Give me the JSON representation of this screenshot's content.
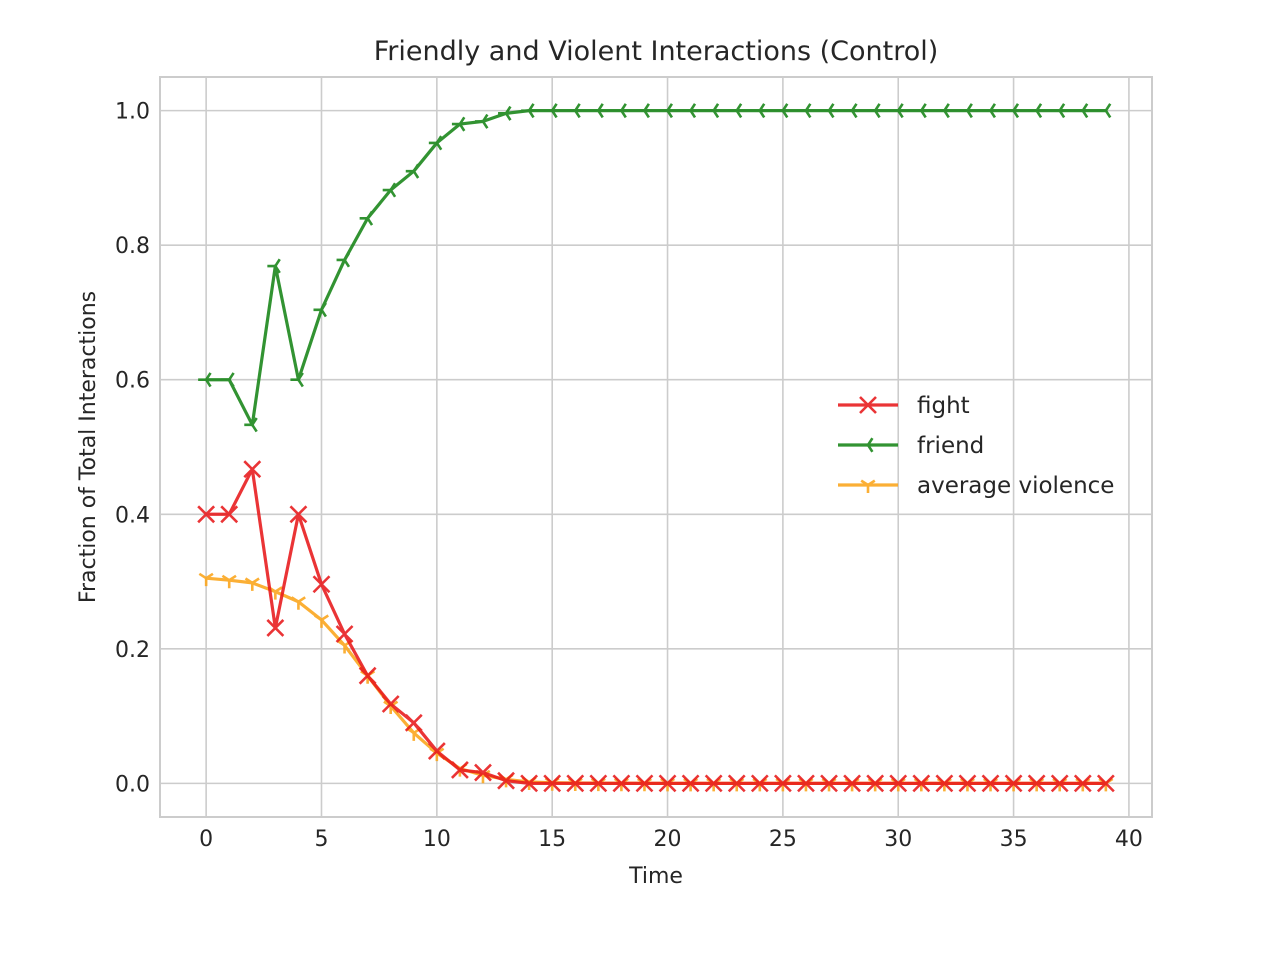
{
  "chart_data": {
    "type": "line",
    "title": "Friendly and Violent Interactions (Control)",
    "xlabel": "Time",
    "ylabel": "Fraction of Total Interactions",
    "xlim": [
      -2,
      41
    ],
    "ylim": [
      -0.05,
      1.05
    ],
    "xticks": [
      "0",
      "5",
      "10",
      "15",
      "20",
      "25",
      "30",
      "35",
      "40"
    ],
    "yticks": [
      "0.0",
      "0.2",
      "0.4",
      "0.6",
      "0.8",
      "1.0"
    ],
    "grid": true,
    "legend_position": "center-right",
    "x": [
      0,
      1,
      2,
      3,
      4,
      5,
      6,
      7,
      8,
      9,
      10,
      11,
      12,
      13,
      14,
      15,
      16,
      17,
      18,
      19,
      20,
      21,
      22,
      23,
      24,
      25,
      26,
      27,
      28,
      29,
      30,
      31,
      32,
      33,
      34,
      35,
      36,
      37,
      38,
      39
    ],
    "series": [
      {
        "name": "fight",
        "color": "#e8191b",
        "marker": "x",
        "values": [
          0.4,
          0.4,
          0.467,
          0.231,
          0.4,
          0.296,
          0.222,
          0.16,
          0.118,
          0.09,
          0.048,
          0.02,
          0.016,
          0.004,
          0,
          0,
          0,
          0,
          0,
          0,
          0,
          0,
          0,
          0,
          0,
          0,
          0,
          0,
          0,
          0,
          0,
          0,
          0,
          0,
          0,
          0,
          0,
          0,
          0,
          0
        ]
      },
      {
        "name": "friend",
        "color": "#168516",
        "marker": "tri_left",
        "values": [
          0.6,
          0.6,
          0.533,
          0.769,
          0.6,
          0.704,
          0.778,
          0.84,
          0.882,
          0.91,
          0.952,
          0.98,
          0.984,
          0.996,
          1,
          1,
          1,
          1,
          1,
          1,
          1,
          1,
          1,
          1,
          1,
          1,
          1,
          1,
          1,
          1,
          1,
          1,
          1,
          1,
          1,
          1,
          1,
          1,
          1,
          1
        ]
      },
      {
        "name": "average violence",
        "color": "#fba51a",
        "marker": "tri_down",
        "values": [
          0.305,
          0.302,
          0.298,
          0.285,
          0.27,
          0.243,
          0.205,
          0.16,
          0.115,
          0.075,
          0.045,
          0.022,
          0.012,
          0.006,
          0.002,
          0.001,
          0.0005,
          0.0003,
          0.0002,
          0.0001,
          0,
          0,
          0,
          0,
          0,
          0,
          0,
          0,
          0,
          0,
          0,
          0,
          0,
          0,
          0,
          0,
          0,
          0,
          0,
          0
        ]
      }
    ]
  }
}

---------------

→ **Work to complete**:
Leave out the pictures and return every record word for word.

→ **Result of this exercise**:
Give me the JSON representation of this screenshot's content.
{
  "chart_data": {
    "type": "line",
    "title": "Friendly and Violent Interactions (Control)",
    "xlabel": "Time",
    "ylabel": "Fraction of Total Interactions",
    "xlim": [
      -2,
      41
    ],
    "ylim": [
      -0.05,
      1.05
    ],
    "xticks": [
      "0",
      "5",
      "10",
      "15",
      "20",
      "25",
      "30",
      "35",
      "40"
    ],
    "yticks": [
      "0.0",
      "0.2",
      "0.4",
      "0.6",
      "0.8",
      "1.0"
    ],
    "grid": true,
    "legend_position": "center-right",
    "x": [
      0,
      1,
      2,
      3,
      4,
      5,
      6,
      7,
      8,
      9,
      10,
      11,
      12,
      13,
      14,
      15,
      16,
      17,
      18,
      19,
      20,
      21,
      22,
      23,
      24,
      25,
      26,
      27,
      28,
      29,
      30,
      31,
      32,
      33,
      34,
      35,
      36,
      37,
      38,
      39
    ],
    "series": [
      {
        "name": "fight",
        "color": "#e8191b",
        "marker": "x",
        "values": [
          0.4,
          0.4,
          0.467,
          0.231,
          0.4,
          0.296,
          0.222,
          0.16,
          0.118,
          0.09,
          0.048,
          0.02,
          0.016,
          0.004,
          0,
          0,
          0,
          0,
          0,
          0,
          0,
          0,
          0,
          0,
          0,
          0,
          0,
          0,
          0,
          0,
          0,
          0,
          0,
          0,
          0,
          0,
          0,
          0,
          0,
          0
        ]
      },
      {
        "name": "friend",
        "color": "#168516",
        "marker": "tri_left",
        "values": [
          0.6,
          0.6,
          0.533,
          0.769,
          0.6,
          0.704,
          0.778,
          0.84,
          0.882,
          0.91,
          0.952,
          0.98,
          0.984,
          0.996,
          1,
          1,
          1,
          1,
          1,
          1,
          1,
          1,
          1,
          1,
          1,
          1,
          1,
          1,
          1,
          1,
          1,
          1,
          1,
          1,
          1,
          1,
          1,
          1,
          1,
          1
        ]
      },
      {
        "name": "average violence",
        "color": "#fba51a",
        "marker": "tri_down",
        "values": [
          0.305,
          0.302,
          0.298,
          0.285,
          0.27,
          0.243,
          0.205,
          0.16,
          0.115,
          0.075,
          0.045,
          0.022,
          0.012,
          0.006,
          0.002,
          0.001,
          0.0005,
          0.0003,
          0.0002,
          0.0001,
          0,
          0,
          0,
          0,
          0,
          0,
          0,
          0,
          0,
          0,
          0,
          0,
          0,
          0,
          0,
          0,
          0,
          0,
          0,
          0
        ]
      }
    ]
  }
}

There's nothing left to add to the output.